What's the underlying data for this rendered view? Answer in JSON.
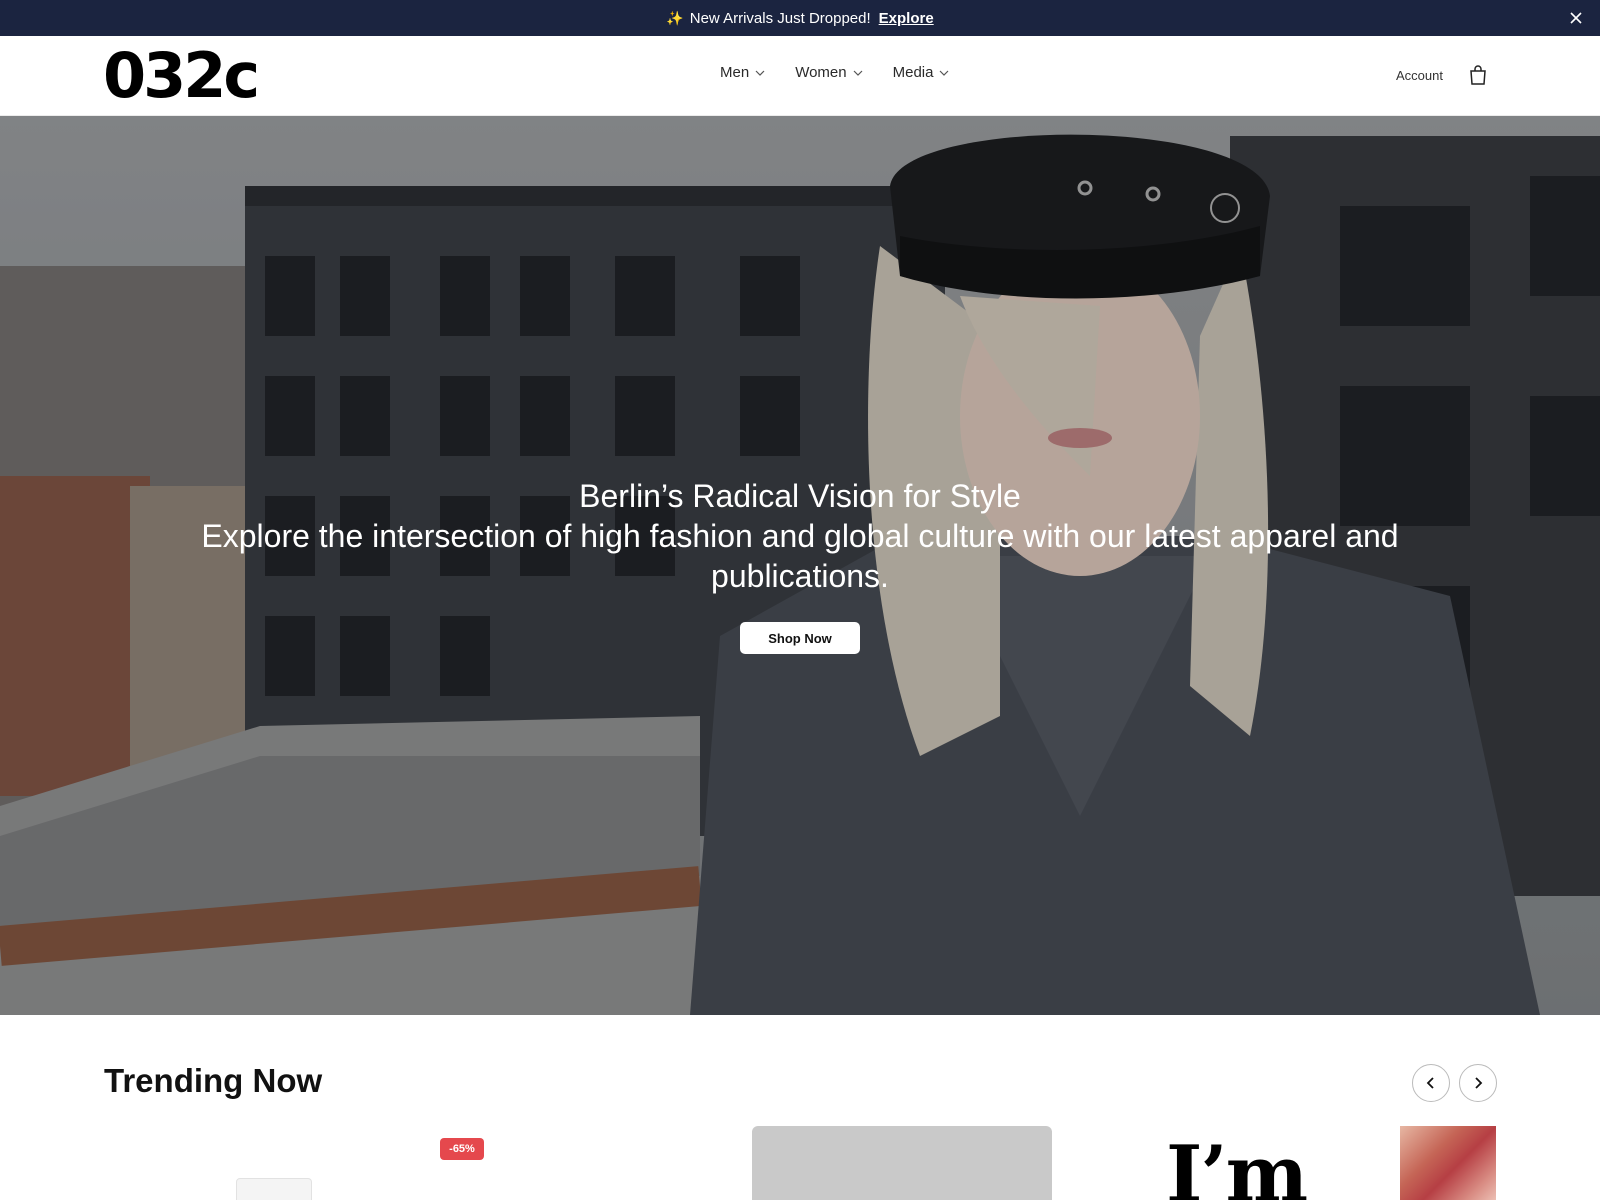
{
  "announcement": {
    "text": "New Arrivals Just Dropped!",
    "link": "Explore",
    "sparkle_icon": "sparkle-icon",
    "close_icon": "close-icon"
  },
  "header": {
    "logo": "032c",
    "nav": [
      {
        "label": "Men"
      },
      {
        "label": "Women"
      },
      {
        "label": "Media"
      }
    ],
    "account": "Account",
    "bag_icon": "shopping-bag-icon"
  },
  "hero": {
    "title": "Berlin’s Radical Vision for Style",
    "subtitle": "Explore the intersection of high fashion and global culture with our latest apparel and publications.",
    "cta": "Shop Now"
  },
  "trending": {
    "title": "Trending Now",
    "prev_icon": "chevron-left-icon",
    "next_icon": "chevron-right-icon",
    "products": [
      {
        "badge": ""
      },
      {
        "badge": "-65%"
      },
      {
        "badge": ""
      },
      {
        "badge": "",
        "image_text": "I’m"
      },
      {
        "badge": ""
      }
    ]
  },
  "colors": {
    "announcement_bg": "#1b2440",
    "sale_badge": "#e5484d",
    "text": "#111111"
  }
}
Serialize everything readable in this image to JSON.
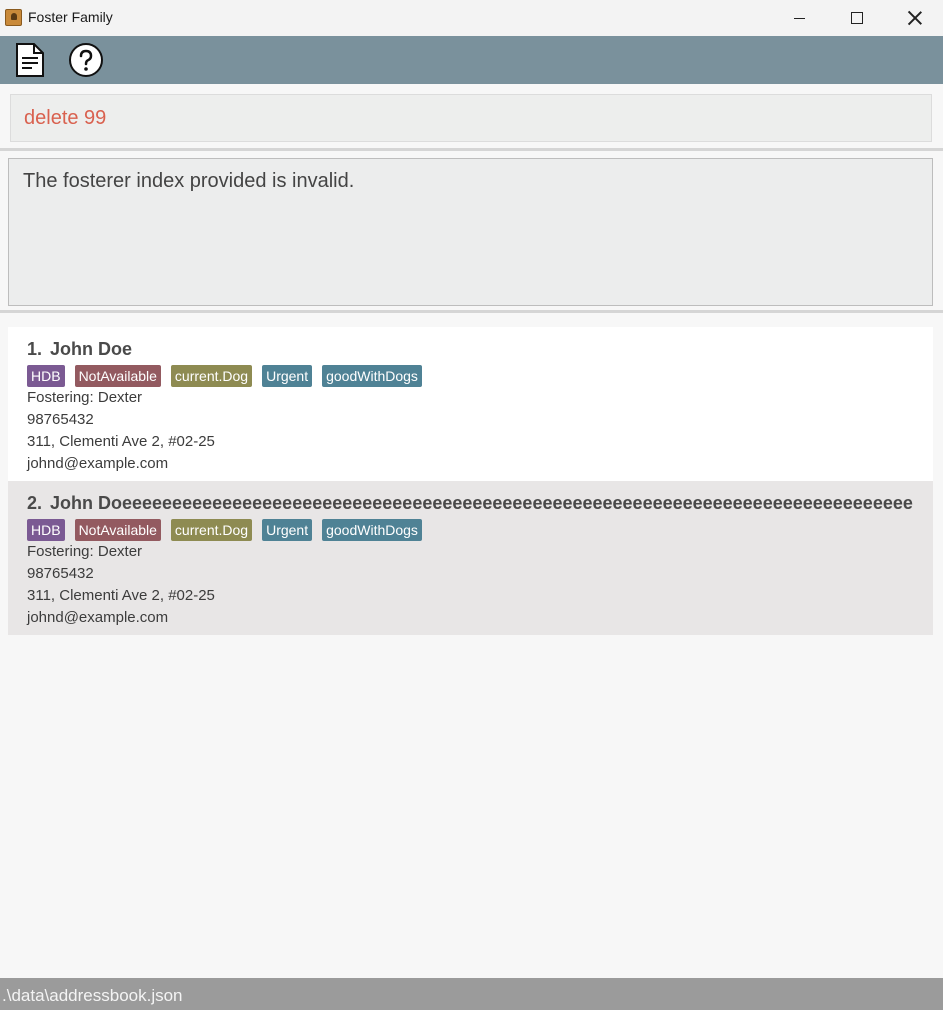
{
  "window": {
    "title": "Foster Family"
  },
  "command": {
    "text": "delete 99"
  },
  "result": {
    "text": "The fosterer index provided is invalid."
  },
  "colors": {
    "menubar": "#7a919c",
    "command_text": "#d9614f",
    "tag_hdb": "#7b5a93",
    "tag_availability": "#935a60",
    "tag_animal": "#8e8b52",
    "tag_urgent": "#4f8295",
    "tag_goodwithdogs": "#4f8295"
  },
  "persons": [
    {
      "index": "1.",
      "name": "John Doe",
      "tags": [
        "HDB",
        "NotAvailable",
        "current.Dog",
        "Urgent",
        "goodWithDogs"
      ],
      "fostering": "Fostering: Dexter",
      "phone": "98765432",
      "address": "311, Clementi Ave 2, #02-25",
      "email": "johnd@example.com"
    },
    {
      "index": "2.",
      "name": "John Doeeeeeeeeeeeeeeeeeeeeeeeeeeeeeeeeeeeeeeeeeeeeeeeeeeeeeeeeeeeeeeeeeeeeeeeeeeeeeee",
      "tags": [
        "HDB",
        "NotAvailable",
        "current.Dog",
        "Urgent",
        "goodWithDogs"
      ],
      "fostering": "Fostering: Dexter",
      "phone": "98765432",
      "address": "311, Clementi Ave 2, #02-25",
      "email": "johnd@example.com"
    }
  ],
  "status": {
    "path": ".\\data\\addressbook.json"
  }
}
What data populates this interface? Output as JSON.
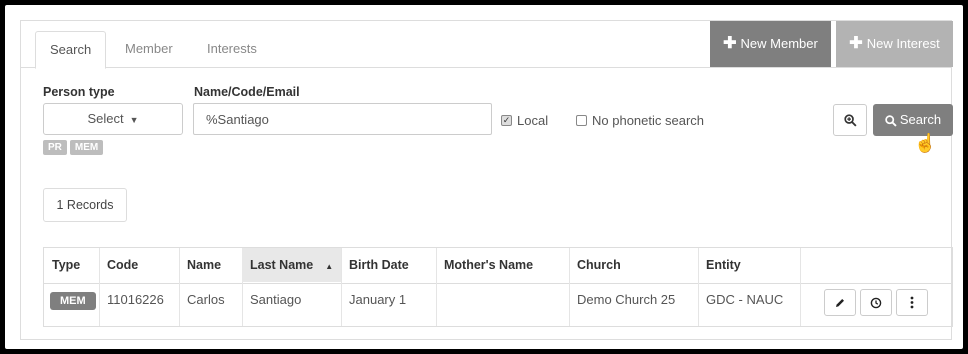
{
  "tabs": [
    {
      "label": "Search",
      "active": true
    },
    {
      "label": "Member",
      "active": false
    },
    {
      "label": "Interests",
      "active": false
    }
  ],
  "header_buttons": {
    "new_member": "New Member",
    "new_interest": "New Interest"
  },
  "form": {
    "person_type_label": "Person type",
    "person_type_value": "Select",
    "name_label": "Name/Code/Email",
    "name_value": "%Santiago",
    "local_label": "Local",
    "local_checked": true,
    "phonetic_label": "No phonetic search",
    "phonetic_checked": false,
    "badges": [
      "PR",
      "MEM"
    ]
  },
  "search_button": "Search",
  "records_label": "1 Records",
  "table": {
    "columns": [
      "Type",
      "Code",
      "Name",
      "Last Name",
      "Birth Date",
      "Mother's Name",
      "Church",
      "Entity"
    ],
    "rows": [
      {
        "type": "MEM",
        "code": "11016226",
        "name": "Carlos",
        "last_name": "Santiago",
        "birth_date": "January 1",
        "mothers_name": "",
        "church": "Demo Church 25",
        "entity": "GDC - NAUC"
      }
    ]
  },
  "colors": {
    "primary_button": "#7f7f7f",
    "disabled_button": "#b3b3b3",
    "badge": "#bdbdbd"
  }
}
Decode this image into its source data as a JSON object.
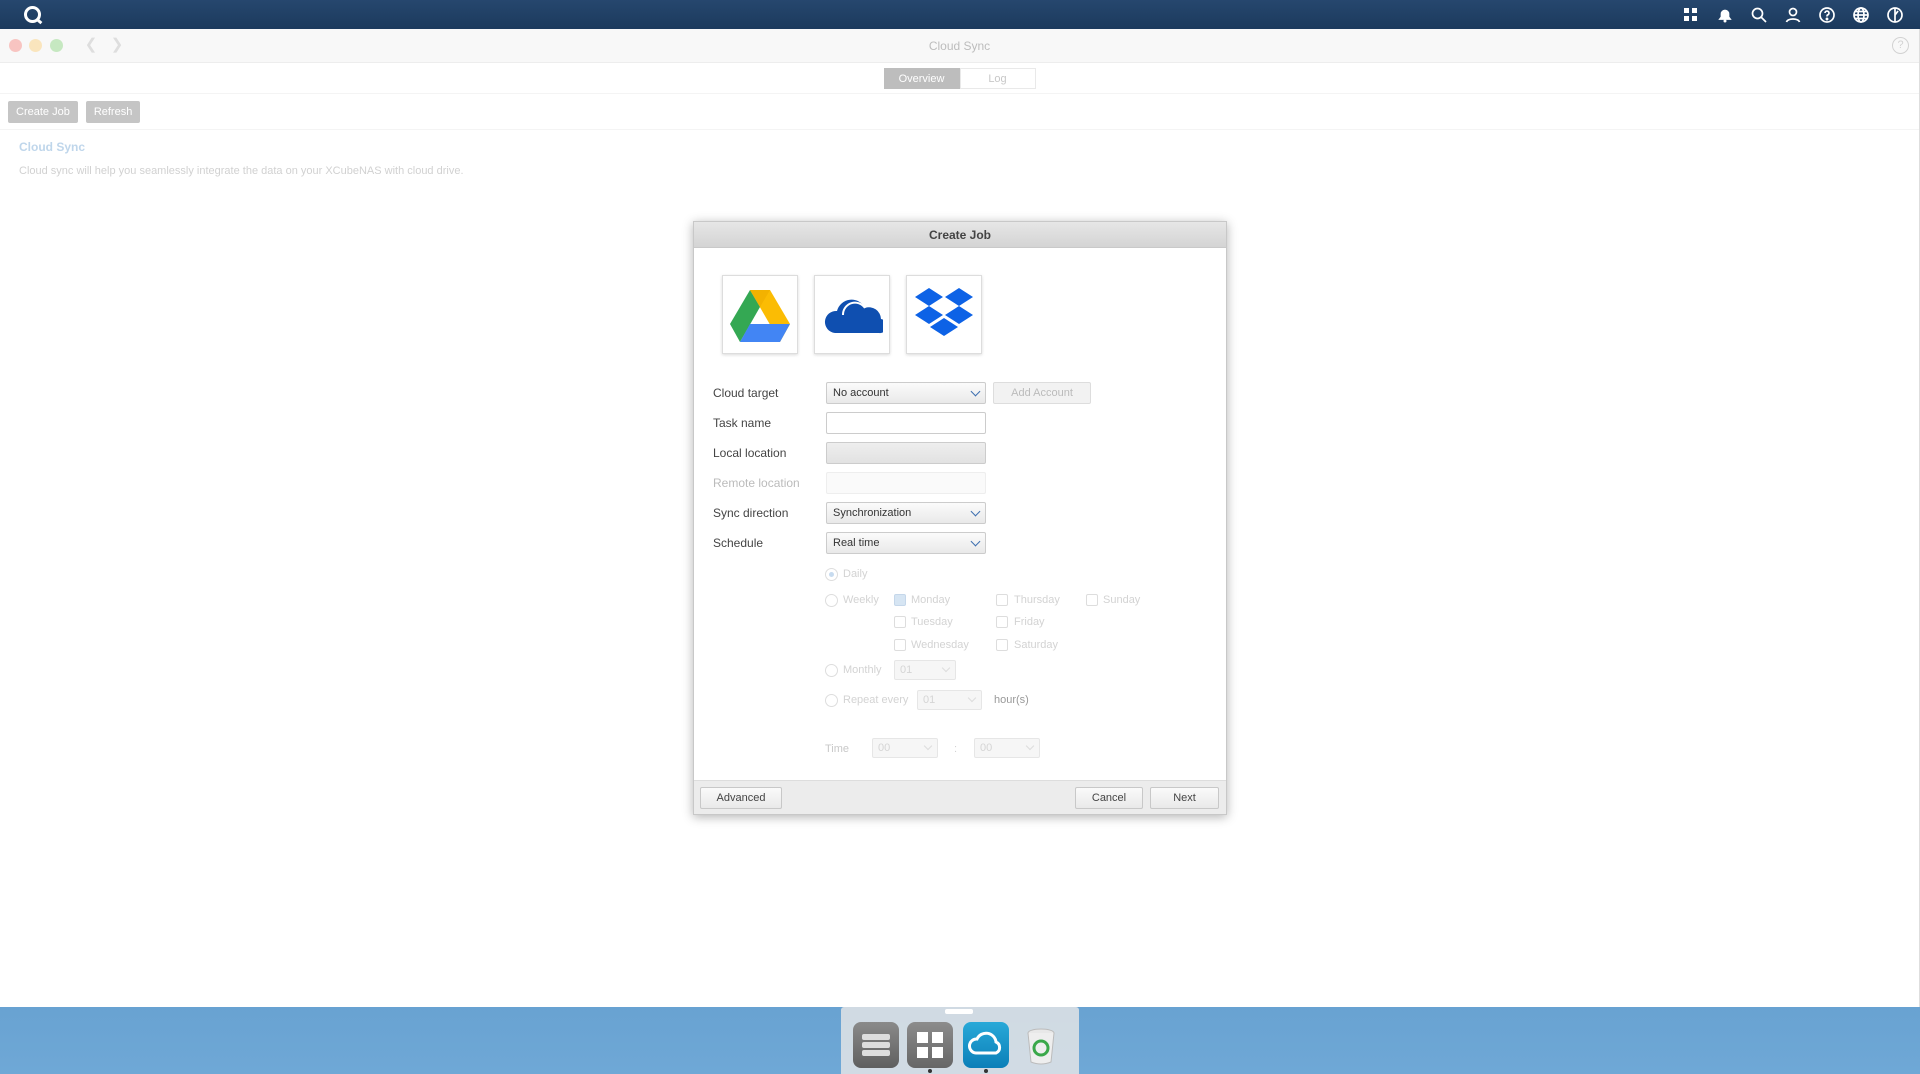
{
  "window": {
    "title": "Cloud Sync"
  },
  "tabs": [
    {
      "label": "Overview",
      "active": true
    },
    {
      "label": "Log",
      "active": false
    }
  ],
  "toolbar": {
    "create_job": "Create Job",
    "refresh": "Refresh"
  },
  "section": {
    "title": "Cloud Sync",
    "description": "Cloud sync will help you seamlessly integrate the data on your XCubeNAS with cloud drive."
  },
  "dialog": {
    "title": "Create Job",
    "providers": [
      {
        "name": "google-drive-icon"
      },
      {
        "name": "onedrive-icon"
      },
      {
        "name": "dropbox-icon"
      }
    ],
    "cloud_target": {
      "label": "Cloud target",
      "value": "No account",
      "add_account": "Add Account"
    },
    "task_name": {
      "label": "Task name",
      "value": ""
    },
    "local_location": {
      "label": "Local location",
      "value": ""
    },
    "remote_location": {
      "label": "Remote location",
      "value": ""
    },
    "sync_direction": {
      "label": "Sync direction",
      "value": "Synchronization"
    },
    "schedule": {
      "label": "Schedule",
      "value": "Real time",
      "daily": "Daily",
      "weekly": "Weekly",
      "days": {
        "monday": "Monday",
        "tuesday": "Tuesday",
        "wednesday": "Wednesday",
        "thursday": "Thursday",
        "friday": "Friday",
        "saturday": "Saturday",
        "sunday": "Sunday"
      },
      "monthly": "Monthly",
      "monthly_value": "01",
      "repeat_every": "Repeat every",
      "repeat_value": "01",
      "repeat_unit": "hour(s)",
      "time_label": "Time",
      "time_hour": "00",
      "time_separator": ":",
      "time_minute": "00"
    },
    "buttons": {
      "advanced": "Advanced",
      "cancel": "Cancel",
      "next": "Next"
    }
  },
  "colors": {
    "accent": "#3d6fb0",
    "topbar": "#1f3e63",
    "section_title": "#9dc0e0"
  }
}
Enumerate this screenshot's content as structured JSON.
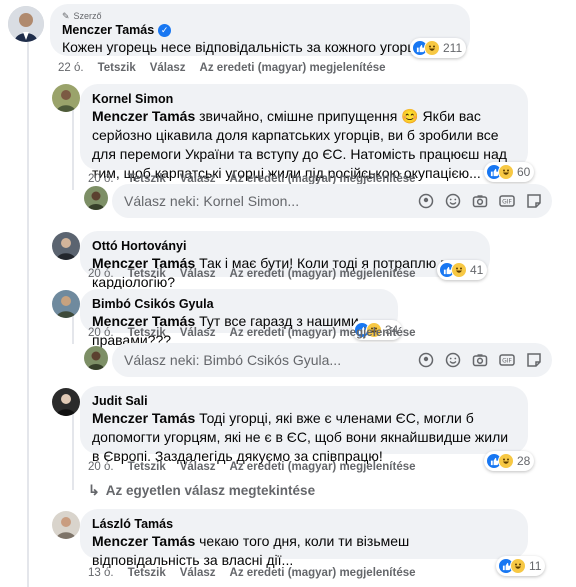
{
  "colors": {
    "bubble": "#f0f2f5",
    "meta": "#65676b",
    "like": "#1877f2",
    "haha": "#f7c844",
    "verified": "#1877f2"
  },
  "icons": {
    "verified": "verified-badge-icon",
    "like": "like-reaction-icon",
    "haha": "haha-reaction-icon",
    "flag": "hungary-flag-icon"
  },
  "main_comment": {
    "author_tag": "Szerző",
    "author": "Menczer Tamás",
    "text": "Кожен угорець несе відповідальність за кожного угорця! 🇭🇺",
    "reactions_count": "211",
    "age": "22 ó.",
    "like_label": "Tetszik",
    "reply_label": "Válasz",
    "translate_label": "Az eredeti (magyar) megjelenítése"
  },
  "replies": [
    {
      "author": "Kornel Simon",
      "mention": "Menczer Tamás",
      "text": "звичайно, смішне припущення 😊 Якби вас серйозно цікавила доля карпатських угорців, ви б зробили все для перемоги України та вступу до ЄС. Натомість працюєш над тим, щоб карпатські угорці жили під російською окупацією...",
      "reactions_count": "60",
      "age": "20 ó.",
      "like_label": "Tetszik",
      "reply_label": "Válasz",
      "translate_label": "Az eredeti (magyar) megjelenítése",
      "reply_placeholder": "Válasz neki: Kornel Simon..."
    },
    {
      "author": "Ottó Hortoványi",
      "mention": "Menczer Tamás",
      "text": "Так і має бути! Коли тоді я потраплю в кардіологію?",
      "reactions_count": "41",
      "age": "20 ó.",
      "like_label": "Tetszik",
      "reply_label": "Válasz",
      "translate_label": "Az eredeti (magyar) megjelenítése"
    },
    {
      "author": "Bimbó Csikós Gyula",
      "mention": "Menczer Tamás",
      "text": "Тут все гаразд з нашими правами???",
      "reactions_count": "34",
      "age": "20 ó.",
      "like_label": "Tetszik",
      "reply_label": "Válasz",
      "translate_label": "Az eredeti (magyar) megjelenítése",
      "reply_placeholder": "Válasz neki: Bimbó Csikós Gyula..."
    },
    {
      "author": "Judit Sali",
      "mention": "Menczer Tamás",
      "text": "Тоді угорці, які вже є членами ЄС, могли б допомогти угорцям, які не є в ЄС, щоб вони якнайшвидше жили в Європі. Заздалегідь дякуємо за співпрацю!",
      "reactions_count": "28",
      "age": "20 ó.",
      "like_label": "Tetszik",
      "reply_label": "Válasz",
      "translate_label": "Az eredeti (magyar) megjelenítése",
      "view_replies_label": "Az egyetlen válasz megtekintése"
    },
    {
      "author": "László Tamás",
      "mention": "Menczer Tamás",
      "text": "чекаю того дня, коли ти візьмеш відповідальність за власні дії...",
      "reactions_count": "11",
      "age": "13 ó.",
      "like_label": "Tetszik",
      "reply_label": "Válasz",
      "translate_label": "Az eredeti (magyar) megjelenítése"
    }
  ]
}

......

What the task requires. Track down every line holding the string "verified" and copy it.

The result.
    "verified": "#1877f2"
    "verified": "verified-badge-icon",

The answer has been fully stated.